● **GIVEN ENTRIES**

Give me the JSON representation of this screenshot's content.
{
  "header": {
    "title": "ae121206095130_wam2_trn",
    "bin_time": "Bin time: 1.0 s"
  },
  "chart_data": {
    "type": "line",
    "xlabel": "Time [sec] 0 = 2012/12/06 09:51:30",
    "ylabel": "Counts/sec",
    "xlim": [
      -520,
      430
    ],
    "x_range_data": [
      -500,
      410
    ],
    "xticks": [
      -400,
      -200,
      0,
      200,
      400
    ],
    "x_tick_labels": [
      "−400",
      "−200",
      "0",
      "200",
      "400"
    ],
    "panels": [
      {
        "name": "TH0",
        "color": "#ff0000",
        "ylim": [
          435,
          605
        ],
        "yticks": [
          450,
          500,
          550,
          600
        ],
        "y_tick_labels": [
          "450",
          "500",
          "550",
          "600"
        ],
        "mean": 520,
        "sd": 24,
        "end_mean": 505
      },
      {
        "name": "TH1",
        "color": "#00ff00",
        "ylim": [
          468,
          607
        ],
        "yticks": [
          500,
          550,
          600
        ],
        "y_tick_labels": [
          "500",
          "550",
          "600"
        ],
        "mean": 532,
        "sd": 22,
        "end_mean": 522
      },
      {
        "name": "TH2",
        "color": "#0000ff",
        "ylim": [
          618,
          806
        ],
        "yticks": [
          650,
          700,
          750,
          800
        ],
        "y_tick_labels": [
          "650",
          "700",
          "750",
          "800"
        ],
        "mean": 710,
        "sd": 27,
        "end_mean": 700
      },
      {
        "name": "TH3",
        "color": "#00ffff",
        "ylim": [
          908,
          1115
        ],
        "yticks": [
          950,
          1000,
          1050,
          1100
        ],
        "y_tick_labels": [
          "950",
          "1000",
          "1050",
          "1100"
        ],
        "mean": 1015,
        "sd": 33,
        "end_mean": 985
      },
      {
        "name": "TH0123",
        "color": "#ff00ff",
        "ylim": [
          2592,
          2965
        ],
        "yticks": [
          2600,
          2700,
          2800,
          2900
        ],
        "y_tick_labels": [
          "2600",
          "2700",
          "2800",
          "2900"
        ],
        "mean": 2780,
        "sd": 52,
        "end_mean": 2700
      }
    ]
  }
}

...

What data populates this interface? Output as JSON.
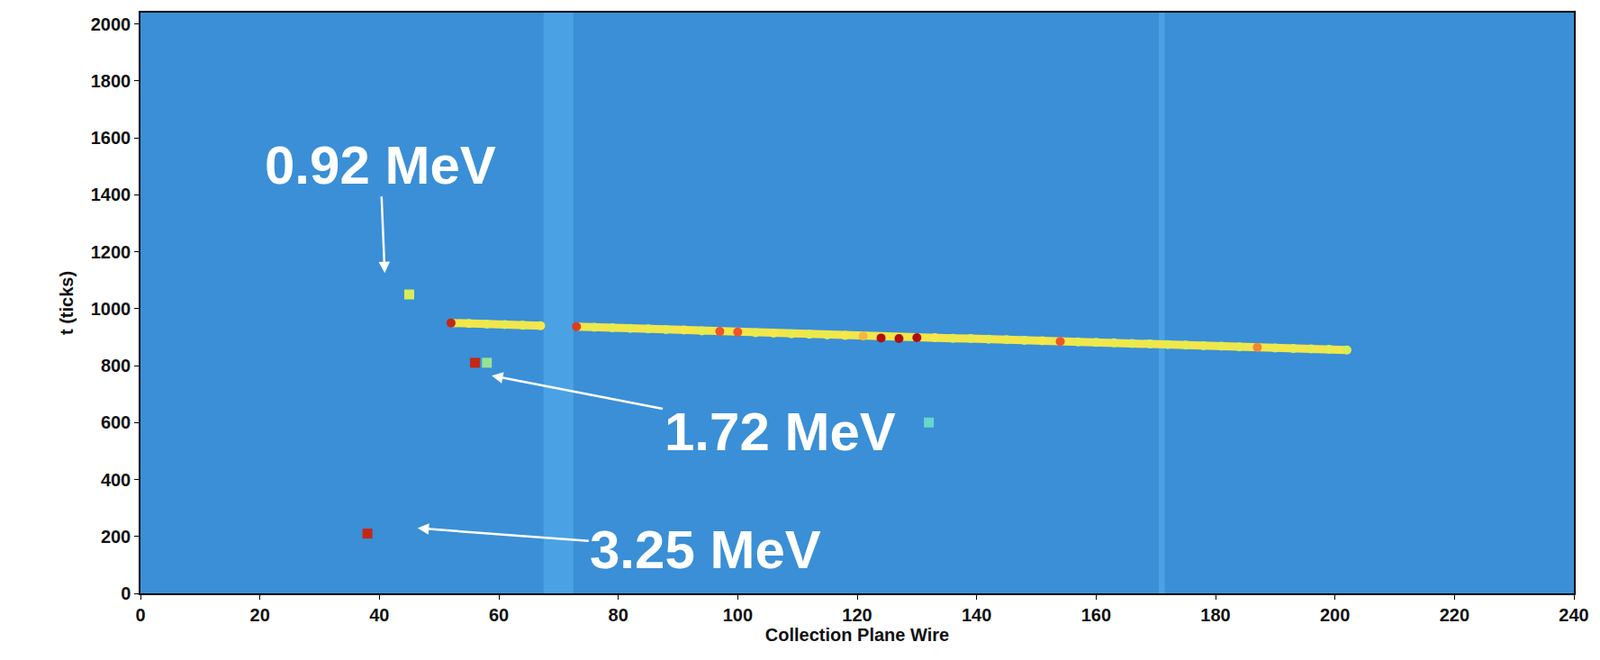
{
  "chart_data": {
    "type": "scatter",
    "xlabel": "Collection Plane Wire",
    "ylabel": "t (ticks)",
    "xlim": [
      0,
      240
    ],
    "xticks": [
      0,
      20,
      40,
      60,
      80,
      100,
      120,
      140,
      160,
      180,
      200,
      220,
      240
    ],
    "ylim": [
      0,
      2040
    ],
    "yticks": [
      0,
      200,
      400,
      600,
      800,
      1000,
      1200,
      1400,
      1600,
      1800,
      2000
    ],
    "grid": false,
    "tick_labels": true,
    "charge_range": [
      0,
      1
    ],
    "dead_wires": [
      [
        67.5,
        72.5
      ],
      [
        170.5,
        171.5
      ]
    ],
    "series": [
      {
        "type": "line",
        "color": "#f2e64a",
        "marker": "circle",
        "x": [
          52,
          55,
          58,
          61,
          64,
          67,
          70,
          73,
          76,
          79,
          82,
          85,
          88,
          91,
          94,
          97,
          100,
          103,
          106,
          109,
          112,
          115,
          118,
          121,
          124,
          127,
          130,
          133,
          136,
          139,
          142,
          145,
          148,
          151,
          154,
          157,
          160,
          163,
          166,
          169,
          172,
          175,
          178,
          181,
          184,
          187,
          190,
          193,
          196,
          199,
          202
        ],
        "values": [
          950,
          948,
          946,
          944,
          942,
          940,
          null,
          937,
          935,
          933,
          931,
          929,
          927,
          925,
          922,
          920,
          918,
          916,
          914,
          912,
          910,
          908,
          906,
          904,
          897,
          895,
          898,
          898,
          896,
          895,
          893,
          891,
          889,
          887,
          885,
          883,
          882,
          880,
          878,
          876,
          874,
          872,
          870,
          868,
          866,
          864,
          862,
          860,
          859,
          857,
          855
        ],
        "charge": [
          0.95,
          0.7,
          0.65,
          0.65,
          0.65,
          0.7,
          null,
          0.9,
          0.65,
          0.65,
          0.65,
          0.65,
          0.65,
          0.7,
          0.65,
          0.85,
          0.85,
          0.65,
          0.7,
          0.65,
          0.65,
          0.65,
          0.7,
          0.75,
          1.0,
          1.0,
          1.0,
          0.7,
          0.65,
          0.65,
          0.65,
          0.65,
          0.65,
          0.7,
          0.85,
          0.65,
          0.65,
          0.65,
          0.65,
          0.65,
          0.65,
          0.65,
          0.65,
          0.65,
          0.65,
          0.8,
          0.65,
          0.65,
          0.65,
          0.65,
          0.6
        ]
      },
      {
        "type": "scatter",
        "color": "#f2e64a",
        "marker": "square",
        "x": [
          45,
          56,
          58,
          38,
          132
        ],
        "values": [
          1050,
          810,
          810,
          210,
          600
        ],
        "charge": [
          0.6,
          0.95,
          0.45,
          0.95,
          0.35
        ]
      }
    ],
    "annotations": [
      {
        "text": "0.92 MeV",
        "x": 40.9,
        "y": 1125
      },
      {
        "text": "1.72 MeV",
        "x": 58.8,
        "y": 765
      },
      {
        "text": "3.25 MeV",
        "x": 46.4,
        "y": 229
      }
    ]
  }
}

---

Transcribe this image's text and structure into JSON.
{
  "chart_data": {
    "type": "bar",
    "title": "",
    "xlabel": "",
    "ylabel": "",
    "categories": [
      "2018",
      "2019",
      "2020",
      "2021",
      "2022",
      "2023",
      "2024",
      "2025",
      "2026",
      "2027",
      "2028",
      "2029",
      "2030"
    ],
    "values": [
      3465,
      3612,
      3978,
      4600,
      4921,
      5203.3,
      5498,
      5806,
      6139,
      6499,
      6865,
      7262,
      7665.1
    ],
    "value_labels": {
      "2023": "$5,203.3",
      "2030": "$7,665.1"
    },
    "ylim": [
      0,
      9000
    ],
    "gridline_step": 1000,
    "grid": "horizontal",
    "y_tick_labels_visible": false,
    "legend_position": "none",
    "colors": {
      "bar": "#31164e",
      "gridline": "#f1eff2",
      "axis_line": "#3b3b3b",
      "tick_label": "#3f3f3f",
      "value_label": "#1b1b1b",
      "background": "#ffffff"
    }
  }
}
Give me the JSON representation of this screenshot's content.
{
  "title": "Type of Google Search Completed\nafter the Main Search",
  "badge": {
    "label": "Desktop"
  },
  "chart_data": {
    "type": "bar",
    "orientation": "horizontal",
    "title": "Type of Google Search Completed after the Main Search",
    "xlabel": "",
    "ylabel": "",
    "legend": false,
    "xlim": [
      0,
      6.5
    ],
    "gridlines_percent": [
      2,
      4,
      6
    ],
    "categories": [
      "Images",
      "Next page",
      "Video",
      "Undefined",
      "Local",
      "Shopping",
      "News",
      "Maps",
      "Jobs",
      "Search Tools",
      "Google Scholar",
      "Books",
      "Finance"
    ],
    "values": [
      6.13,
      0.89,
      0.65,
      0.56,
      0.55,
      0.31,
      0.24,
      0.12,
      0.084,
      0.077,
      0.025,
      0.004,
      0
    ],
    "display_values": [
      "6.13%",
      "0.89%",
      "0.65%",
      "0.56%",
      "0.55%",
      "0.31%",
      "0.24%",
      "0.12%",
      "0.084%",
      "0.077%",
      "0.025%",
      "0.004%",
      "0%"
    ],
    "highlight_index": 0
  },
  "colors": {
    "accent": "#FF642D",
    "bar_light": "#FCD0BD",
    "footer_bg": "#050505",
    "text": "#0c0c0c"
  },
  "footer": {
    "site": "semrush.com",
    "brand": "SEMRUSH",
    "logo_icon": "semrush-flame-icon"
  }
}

● **TO BE DONE**
All lines above with "horizontal" in them should be returned.

● **RESULT FOR THIS EXERCISE**
    "grid": "horizontal",
    "orientation": "horizontal",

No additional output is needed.